**What you need to do**:
Rewrite the entries below, substituting "components" for every occurrence of "elements" and keeping everything else unchanged. Omit the pictures from your answer.

**Available data**:
________________________________________

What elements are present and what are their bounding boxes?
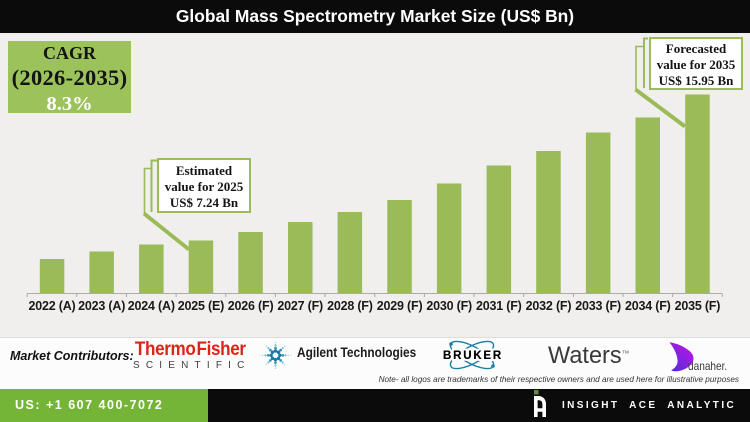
svg-text:BRUKER: BRUKER (443, 350, 503, 362)
svg-text:BRUKER: BRUKER (443, 350, 503, 362)
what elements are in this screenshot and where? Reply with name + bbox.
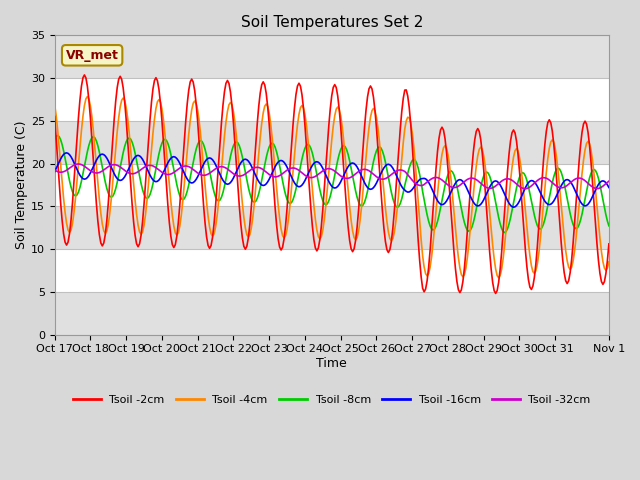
Bar [54,164,609,206]
Bar [54,206,609,249]
Y-axis label: Soil Temperature (C): Soil Temperature (C) [15,120,28,249]
Bar [54,249,609,292]
X-axis label: Time: Time [316,357,347,370]
Bar [54,36,609,78]
Title: Soil Temperatures Set 2: Soil Temperatures Set 2 [241,15,423,30]
Bar [54,78,609,121]
Text: VR_met: VR_met [66,49,118,62]
Legend: Tsoil -2cm, Tsoil -4cm, Tsoil -8cm, Tsoil -16cm, Tsoil -32cm: Tsoil -2cm, Tsoil -4cm, Tsoil -8cm, Tsoi… [68,391,595,410]
Bar [54,292,609,335]
Bar [54,121,609,164]
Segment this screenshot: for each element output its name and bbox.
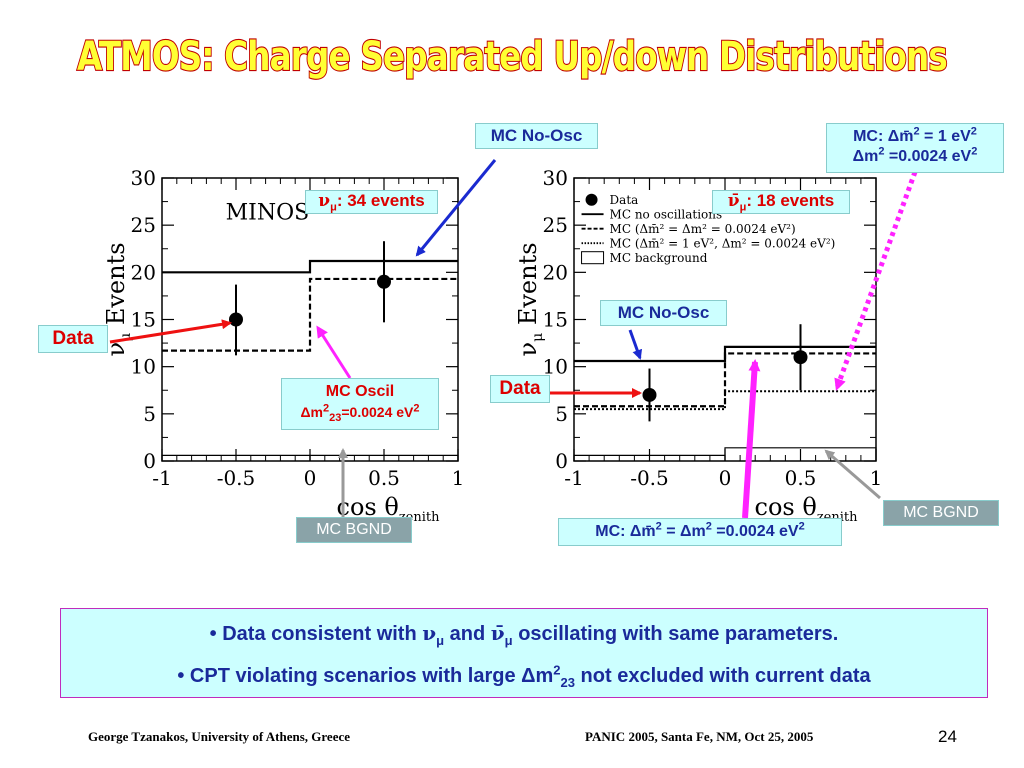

________________________________________

**Solution to this exercise**:
What components are present and what are their bounding boxes?
svg-text:BRUKER: BRUKER (443, 350, 503, 362)
svg-text:BRUKER: BRUKER (443, 350, 503, 362)
what components are in this screenshot and where? Reply with name + bbox.
Bar [54,164,609,206]
Bar [54,206,609,249]
Y-axis label: Soil Temperature (C): Soil Temperature (C) [15,120,28,249]
Bar [54,249,609,292]
X-axis label: Time: Time [316,357,347,370]
Bar [54,36,609,78]
Title: Soil Temperatures Set 2: Soil Temperatures Set 2 [241,15,423,30]
Bar [54,78,609,121]
Text: VR_met: VR_met [66,49,118,62]
Legend: Tsoil -2cm, Tsoil -4cm, Tsoil -8cm, Tsoil -16cm, Tsoil -32cm: Tsoil -2cm, Tsoil -4cm, Tsoil -8cm, Tsoi… [68,391,595,410]
Bar [54,292,609,335]
Bar [54,121,609,164]
Segment this screenshot: for each element output its name and bbox.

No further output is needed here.